> [Task requirements] Make an exact copy of all the records.

> [Records]
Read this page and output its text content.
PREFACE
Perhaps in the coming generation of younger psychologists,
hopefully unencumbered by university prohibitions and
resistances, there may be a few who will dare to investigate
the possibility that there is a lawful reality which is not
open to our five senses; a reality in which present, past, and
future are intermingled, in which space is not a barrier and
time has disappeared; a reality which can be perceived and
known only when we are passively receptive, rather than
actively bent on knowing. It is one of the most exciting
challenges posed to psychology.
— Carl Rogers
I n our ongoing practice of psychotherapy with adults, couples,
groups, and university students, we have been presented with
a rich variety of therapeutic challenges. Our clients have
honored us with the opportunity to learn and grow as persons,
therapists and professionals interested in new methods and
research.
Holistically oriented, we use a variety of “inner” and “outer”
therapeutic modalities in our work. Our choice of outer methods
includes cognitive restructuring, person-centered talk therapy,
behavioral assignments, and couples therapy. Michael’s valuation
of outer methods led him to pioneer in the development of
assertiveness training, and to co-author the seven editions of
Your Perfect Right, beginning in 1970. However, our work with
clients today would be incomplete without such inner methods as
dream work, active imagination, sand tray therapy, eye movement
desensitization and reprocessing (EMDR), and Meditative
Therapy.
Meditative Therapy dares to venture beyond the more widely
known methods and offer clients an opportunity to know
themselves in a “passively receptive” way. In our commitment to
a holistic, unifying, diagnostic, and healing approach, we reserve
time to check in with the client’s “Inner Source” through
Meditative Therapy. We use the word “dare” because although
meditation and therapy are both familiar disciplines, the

> [Exercise solution]
Read this page and output its text content.
PREFACE
Perhaps in the coming generation of younger psychologists,
hopefully unencumbered by university prohibitions and
resistances, there may be a few who will dare to investigate
the possibility that there is a lawful reality which is not
open to our five senses; a reality in which present, past, and
future are intermingled, in which space is not a barrier and
time has disappeared; a reality which can be perceived and
known only when we are passively receptive, rather than
actively bent on knowing. It is one of the most exciting
challenges posed to psychology.
— Carl Rogers
I n our ongoing practice of psychotherapy with adults, couples,
groups, and university students, we have been presented with
a rich variety of therapeutic challenges. Our clients have
honored us with the opportunity to learn and grow as persons,
therapists and professionals interested in new methods and
research.
Holistically oriented, we use a variety of “inner” and “outer”
therapeutic modalities in our work. Our choice of outer methods
includes cognitive restructuring, person-centered talk therapy,
behavioral assignments, and couples therapy. Michael’s valuation
of outer methods led him to pioneer in the development of
assertiveness training, and to co-author the seven editions of
Your Perfect Right, beginning in 1970. However, our work with
clients today would be incomplete without such inner methods as
dream work, active imagination, sand tray therapy, eye movement
desensitization and reprocessing (EMDR), and Meditative
Therapy.
Meditative Therapy dares to venture beyond the more widely
known methods and offer clients an opportunity to know
themselves in a “passively receptive” way. In our commitment to
a holistic, unifying, diagnostic, and healing approach, we reserve
time to check in with the client’s “Inner Source” through
Meditative Therapy. We use the word “dare” because although
meditation and therapy are both familiar disciplines, the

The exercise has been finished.